"""
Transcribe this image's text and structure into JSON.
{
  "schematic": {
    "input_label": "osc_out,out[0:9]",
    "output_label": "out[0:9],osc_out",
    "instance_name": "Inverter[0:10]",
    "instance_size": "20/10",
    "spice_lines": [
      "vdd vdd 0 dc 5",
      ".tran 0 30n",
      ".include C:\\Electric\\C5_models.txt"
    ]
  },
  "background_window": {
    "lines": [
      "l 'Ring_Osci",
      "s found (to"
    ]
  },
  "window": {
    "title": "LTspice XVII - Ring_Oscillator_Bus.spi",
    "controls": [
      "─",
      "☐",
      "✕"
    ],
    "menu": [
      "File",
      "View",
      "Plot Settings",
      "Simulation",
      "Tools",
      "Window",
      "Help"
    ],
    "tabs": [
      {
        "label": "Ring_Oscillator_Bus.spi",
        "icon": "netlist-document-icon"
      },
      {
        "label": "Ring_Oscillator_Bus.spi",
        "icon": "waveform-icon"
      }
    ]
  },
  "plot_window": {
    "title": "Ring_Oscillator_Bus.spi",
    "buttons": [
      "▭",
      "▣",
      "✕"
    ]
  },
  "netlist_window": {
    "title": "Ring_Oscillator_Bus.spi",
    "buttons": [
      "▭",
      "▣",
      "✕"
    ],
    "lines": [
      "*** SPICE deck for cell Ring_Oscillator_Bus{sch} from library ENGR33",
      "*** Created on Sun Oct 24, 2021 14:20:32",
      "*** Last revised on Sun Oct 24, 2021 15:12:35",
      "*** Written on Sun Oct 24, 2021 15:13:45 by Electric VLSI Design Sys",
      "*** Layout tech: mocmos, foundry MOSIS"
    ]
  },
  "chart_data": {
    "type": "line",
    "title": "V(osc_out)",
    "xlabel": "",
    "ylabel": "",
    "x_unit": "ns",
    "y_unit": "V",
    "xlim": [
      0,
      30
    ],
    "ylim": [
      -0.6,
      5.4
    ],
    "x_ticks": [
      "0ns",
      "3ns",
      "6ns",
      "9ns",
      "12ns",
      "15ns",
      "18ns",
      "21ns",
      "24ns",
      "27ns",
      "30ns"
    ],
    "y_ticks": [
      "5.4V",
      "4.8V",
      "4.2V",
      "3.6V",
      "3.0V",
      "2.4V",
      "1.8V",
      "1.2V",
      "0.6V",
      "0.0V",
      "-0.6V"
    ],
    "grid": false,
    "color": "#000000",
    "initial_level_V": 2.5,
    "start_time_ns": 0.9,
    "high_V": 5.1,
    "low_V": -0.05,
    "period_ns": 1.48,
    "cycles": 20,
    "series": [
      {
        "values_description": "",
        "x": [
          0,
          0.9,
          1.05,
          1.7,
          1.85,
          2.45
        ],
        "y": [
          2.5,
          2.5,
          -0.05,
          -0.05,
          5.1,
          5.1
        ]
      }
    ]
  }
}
"""
▶ [STATED GOAL] Every line containing the string "title" must be listed.

▶ [RESPONSE]
    "title": "LTspice XVII - Ring_Oscillator_Bus.spi",
    "title": "Ring_Oscillator_Bus.spi",
    "title": "Ring_Oscillator_Bus.spi",
    "title": "V(osc_out)",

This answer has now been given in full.